◆ **What is expected**
Reproduce the material below verbatim, omitting the pictures.

Layout dataset entries

——————————

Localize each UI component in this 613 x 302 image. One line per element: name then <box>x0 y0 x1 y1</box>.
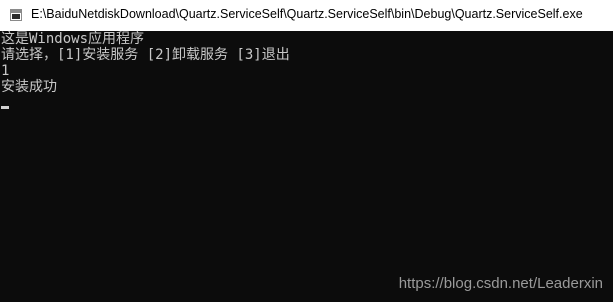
console-window: E:\BaiduNetdiskDownload\Quartz.ServiceSe… <box>0 0 613 302</box>
console-app-icon <box>10 9 22 21</box>
window-title: E:\BaiduNetdiskDownload\Quartz.ServiceSe… <box>31 7 583 21</box>
console-line: 安装成功 <box>1 79 57 95</box>
title-bar[interactable]: E:\BaiduNetdiskDownload\Quartz.ServiceSe… <box>0 0 613 31</box>
console-line: 1 <box>1 63 10 79</box>
console-line: 请选择，[1]安装服务 [2]卸载服务 [3]退出 <box>1 47 290 63</box>
watermark-url: https://blog.csdn.net/Leaderxin <box>398 275 603 292</box>
text-cursor <box>1 106 9 109</box>
console-line: 这是Windows应用程序 <box>1 31 145 47</box>
console-output[interactable]: 这是Windows应用程序 请选择，[1]安装服务 [2]卸载服务 [3]退出 … <box>0 31 613 302</box>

——————————

◆ **Task output**
Localize each UI component in this 613 x 302 image. One line per element: name then <box>x0 y0 x1 y1</box>.
console-window: E:\BaiduNetdiskDownload\Quartz.ServiceSe… <box>0 0 613 302</box>
console-app-icon <box>10 9 22 21</box>
window-title: E:\BaiduNetdiskDownload\Quartz.ServiceSe… <box>31 7 583 21</box>
console-line: 安装成功 <box>1 79 57 95</box>
title-bar[interactable]: E:\BaiduNetdiskDownload\Quartz.ServiceSe… <box>0 0 613 31</box>
console-line: 1 <box>1 63 10 79</box>
console-line: 请选择，[1]安装服务 [2]卸载服务 [3]退出 <box>1 47 290 63</box>
watermark-url: https://blog.csdn.net/Leaderxin <box>398 275 603 292</box>
text-cursor <box>1 106 9 109</box>
console-line: 这是Windows应用程序 <box>1 31 145 47</box>
console-output[interactable]: 这是Windows应用程序 请选择，[1]安装服务 [2]卸载服务 [3]退出 … <box>0 31 613 302</box>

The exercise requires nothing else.